**Instruction:**
Show every line where "equals" occurs.

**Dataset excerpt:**

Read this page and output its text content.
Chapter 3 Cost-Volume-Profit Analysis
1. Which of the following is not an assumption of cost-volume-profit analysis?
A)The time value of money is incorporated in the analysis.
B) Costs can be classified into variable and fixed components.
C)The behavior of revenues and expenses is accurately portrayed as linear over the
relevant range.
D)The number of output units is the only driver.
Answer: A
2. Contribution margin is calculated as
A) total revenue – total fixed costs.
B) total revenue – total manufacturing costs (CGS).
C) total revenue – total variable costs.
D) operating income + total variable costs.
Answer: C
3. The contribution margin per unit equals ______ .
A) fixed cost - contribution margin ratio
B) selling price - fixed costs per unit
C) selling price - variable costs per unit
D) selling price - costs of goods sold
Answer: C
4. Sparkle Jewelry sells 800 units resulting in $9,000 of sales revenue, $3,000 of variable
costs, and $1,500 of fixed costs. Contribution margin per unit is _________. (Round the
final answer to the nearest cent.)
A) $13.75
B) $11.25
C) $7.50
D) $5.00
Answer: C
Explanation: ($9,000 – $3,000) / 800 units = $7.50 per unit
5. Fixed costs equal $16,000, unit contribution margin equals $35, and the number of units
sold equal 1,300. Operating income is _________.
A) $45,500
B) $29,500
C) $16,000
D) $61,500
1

**Solution for this task:**
3. The contribution margin per unit equals ______ .
5. Fixed costs equal $16,000, unit contribution margin equals $35, and the number of units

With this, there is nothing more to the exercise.